▶ **Work required**: Output an exact reproduction of the data.
begin Records to process
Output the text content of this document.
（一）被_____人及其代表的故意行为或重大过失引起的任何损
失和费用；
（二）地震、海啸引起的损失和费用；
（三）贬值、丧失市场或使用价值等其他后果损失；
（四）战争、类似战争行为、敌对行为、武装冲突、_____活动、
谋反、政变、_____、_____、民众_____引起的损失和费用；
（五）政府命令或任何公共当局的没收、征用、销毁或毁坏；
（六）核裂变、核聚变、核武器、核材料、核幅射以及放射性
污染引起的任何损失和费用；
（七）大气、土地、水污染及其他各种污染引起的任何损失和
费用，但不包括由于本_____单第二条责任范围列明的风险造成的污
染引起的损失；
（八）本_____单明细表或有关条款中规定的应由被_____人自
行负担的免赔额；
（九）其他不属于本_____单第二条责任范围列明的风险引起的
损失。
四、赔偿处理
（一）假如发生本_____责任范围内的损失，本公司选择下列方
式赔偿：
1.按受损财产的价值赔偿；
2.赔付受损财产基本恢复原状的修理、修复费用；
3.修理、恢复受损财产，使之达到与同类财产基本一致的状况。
end Records to process
▶ **Solved exercise**:
Output the text content of this document.
（一）被_____人及其代表的故意行为或重大过失引起的任何损
失和费用；
（二）地震、海啸引起的损失和费用；
（三）贬值、丧失市场或使用价值等其他后果损失；
（四）战争、类似战争行为、敌对行为、武装冲突、_____活动、
谋反、政变、_____、_____、民众_____引起的损失和费用；
（五）政府命令或任何公共当局的没收、征用、销毁或毁坏；
（六）核裂变、核聚变、核武器、核材料、核幅射以及放射性
污染引起的任何损失和费用；
（七）大气、土地、水污染及其他各种污染引起的任何损失和
费用，但不包括由于本_____单第二条责任范围列明的风险造成的污
染引起的损失；
（八）本_____单明细表或有关条款中规定的应由被_____人自
行负担的免赔额；
（九）其他不属于本_____单第二条责任范围列明的风险引起的
损失。
四、赔偿处理
（一）假如发生本_____责任范围内的损失，本公司选择下列方
式赔偿：
1.按受损财产的价值赔偿；
2.赔付受损财产基本恢复原状的修理、修复费用；
3.修理、恢复受损财产，使之达到与同类财产基本一致的状况。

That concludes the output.